YOUR TASKS:
**a)** According to the Brodsky review, how many translators contribute English versions of the poems in "A Part of Speech"?
**b)** Using the Brodsky review, explain why the poet's own choice of translations offers reassurance to readers of "A Part of Speech."

Brodsky collection, with the poet's choice of translations; A Part of Speech, by Joseph Brodsky. Farrar, Straus, Giroux. $12.95.

For a Western lover of literature and art, it is difficult not to feel both outrage and gratitude toward the Soviet Union. Outrage, for the relentless harassment of significant poets, painters, thinkers, of whom Joseph Brodsky is but one example; and gratitude for the intermittent treasures falling to the West from those artists who live in exile, or who manage to convey their work to the West through underground channels. Brodsky's poems, or at least some of them, must number among these treasures. They are filled with the most dangerous challenges to any form of limitation: the teeming of the intellect and spirit to explore every realm of human experience, from pain and doubt and loneliness to faith and luminous vision.

"A Part of Speech" is not Brodsky's first collection of poetry to be published in the United States. His "Selected Poems" appeared in 1973, shortly after his arrival, in exile, in this country. But this new collection has several advantages over the old. In addition to the obvious virtue of including new work, "A Part of Speech" reflects Brodsky's own choice of translation: Eleven translators, including Richard Wilbur, Howard Moss, Alan Myers, George Kline, and Brodsky himself, contribute their English versions of the poems. This arrangement offers some reassurance, since "A Part of Speech" supplies no Russian text.

Brodsky is a poet of dramatic ye delicate vision -- a man with a sense of the increasingly obscured loftiness of human life. But under no circumstances is his poetry dully ethereal. His dramatic power cuts both ways: He can portray a luminous moment or a time of seemingly purposeless suffering with equal clarity. For example, at the outset of "The End of a Beautiful Era," written in Leningrad , Brodsky establishes a sense of mediocre routine resulting in a kind of intellectual and emotional stasis -- a keen enemy against which the poet pits himself: Since the stern art of poetry calls for words, I, morose, Deaf, and balding ambassador of a more or less insignificant natoin that's stuck in this super power, wishing to spare my old brain, put on clothes -- all by himself -- and head for the main street: for the evening paper . . . Everything in these parts is geared for winter: long dreams, prison walls, overcoats, bridal dresses of whiteness that seems snowlike.

The numbling environment, filled with numbing action, leads the poet to observe, "To exist in the Era of Deeds and to stay elevated, alert,/ain't so easy, alas." But where should one turn for guidance? Brodsky concludes with an exclamatory reminder that one's own conscience -- one's own sense of the world, its history and perils -- should be the first guide: "Wake up a dinosaur, not a prince, to recite you the moral!" Yet conscience is too rare, except as afterthought. "For the innoncent head there is nothing in store but an ax/and the evergreen laurel."

ENTRIES:

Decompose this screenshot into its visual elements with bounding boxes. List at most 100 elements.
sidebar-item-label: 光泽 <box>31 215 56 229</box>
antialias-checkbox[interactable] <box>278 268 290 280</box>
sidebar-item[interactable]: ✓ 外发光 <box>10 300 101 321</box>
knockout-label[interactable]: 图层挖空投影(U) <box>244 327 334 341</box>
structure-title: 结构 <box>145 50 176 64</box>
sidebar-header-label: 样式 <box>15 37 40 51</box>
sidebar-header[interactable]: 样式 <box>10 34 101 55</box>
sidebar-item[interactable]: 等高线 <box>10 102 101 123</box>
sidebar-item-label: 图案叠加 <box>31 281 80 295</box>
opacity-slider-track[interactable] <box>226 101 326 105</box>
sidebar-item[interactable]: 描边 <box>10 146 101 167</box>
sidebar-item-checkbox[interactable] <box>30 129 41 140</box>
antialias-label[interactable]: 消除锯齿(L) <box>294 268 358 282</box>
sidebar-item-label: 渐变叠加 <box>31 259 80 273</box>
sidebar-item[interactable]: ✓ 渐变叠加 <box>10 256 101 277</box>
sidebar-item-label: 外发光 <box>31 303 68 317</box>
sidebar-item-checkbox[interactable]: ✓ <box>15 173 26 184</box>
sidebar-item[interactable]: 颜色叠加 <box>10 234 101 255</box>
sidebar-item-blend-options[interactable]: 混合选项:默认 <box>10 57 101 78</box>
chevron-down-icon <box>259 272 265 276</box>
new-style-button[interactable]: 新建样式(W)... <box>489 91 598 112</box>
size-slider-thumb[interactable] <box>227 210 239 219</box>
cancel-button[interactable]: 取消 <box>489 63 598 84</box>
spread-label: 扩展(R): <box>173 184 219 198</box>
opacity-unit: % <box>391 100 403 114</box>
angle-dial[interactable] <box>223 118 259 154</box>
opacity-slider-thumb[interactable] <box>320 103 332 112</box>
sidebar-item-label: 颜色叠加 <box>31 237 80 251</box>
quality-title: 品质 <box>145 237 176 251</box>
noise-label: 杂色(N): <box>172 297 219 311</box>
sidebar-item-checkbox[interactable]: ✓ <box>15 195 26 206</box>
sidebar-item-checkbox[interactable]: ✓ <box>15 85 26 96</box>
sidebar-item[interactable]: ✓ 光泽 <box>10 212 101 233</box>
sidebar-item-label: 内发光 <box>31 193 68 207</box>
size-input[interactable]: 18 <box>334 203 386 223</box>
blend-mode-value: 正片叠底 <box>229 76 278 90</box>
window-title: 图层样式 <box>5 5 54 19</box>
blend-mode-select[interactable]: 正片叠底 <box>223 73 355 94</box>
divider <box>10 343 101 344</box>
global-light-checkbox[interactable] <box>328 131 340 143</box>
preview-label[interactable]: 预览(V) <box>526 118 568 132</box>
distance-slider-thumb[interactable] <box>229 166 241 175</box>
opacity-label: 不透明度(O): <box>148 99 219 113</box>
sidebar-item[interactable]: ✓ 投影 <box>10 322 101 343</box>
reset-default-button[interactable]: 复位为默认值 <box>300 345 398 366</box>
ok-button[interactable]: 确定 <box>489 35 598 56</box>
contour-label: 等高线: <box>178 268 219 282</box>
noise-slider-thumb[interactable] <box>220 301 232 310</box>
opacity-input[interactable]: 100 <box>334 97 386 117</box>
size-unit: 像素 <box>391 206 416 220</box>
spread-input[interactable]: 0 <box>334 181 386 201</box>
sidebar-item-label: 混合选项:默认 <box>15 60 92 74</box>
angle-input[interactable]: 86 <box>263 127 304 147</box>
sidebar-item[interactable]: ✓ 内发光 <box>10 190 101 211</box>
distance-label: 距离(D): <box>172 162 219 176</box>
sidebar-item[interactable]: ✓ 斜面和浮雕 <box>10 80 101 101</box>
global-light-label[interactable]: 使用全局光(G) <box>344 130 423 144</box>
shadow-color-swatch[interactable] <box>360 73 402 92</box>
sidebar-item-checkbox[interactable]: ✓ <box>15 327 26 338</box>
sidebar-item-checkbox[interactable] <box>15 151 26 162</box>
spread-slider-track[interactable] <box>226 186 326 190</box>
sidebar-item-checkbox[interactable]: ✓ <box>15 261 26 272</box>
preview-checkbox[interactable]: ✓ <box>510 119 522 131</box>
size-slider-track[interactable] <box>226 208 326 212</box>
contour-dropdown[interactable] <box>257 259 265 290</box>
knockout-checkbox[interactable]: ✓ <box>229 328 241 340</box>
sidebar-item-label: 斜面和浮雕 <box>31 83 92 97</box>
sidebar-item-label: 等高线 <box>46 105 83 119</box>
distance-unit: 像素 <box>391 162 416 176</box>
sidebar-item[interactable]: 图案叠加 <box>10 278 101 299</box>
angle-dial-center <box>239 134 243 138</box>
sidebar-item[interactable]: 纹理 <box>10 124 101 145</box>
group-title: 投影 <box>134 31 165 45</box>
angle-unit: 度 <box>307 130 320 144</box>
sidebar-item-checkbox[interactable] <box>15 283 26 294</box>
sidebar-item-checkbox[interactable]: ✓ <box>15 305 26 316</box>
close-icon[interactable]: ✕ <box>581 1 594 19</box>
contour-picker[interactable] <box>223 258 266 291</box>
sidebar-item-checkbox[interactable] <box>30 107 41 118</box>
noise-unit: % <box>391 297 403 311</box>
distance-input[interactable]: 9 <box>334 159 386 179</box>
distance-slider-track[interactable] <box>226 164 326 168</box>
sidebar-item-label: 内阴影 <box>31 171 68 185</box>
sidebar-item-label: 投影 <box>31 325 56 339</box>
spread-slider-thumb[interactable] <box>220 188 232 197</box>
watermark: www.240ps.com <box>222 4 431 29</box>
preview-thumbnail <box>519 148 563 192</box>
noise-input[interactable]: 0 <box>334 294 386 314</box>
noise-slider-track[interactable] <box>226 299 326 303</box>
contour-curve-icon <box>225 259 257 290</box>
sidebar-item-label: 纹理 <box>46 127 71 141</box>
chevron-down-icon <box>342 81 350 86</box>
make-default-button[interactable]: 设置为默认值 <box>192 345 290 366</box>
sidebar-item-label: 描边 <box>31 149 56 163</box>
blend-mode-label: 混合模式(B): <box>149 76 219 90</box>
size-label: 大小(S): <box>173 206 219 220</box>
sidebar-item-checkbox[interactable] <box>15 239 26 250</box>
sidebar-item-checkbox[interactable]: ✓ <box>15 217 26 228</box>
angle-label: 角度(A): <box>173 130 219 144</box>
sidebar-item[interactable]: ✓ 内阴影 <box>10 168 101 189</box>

ANSWERS TO THE EXERCISE:
**a)** Eleven translators.

**b)** The collection includes no Russian text, so readers cannot compare the English versions with the originals. Because Brodsky himself chose the translations, readers can have some confidence in the English versions.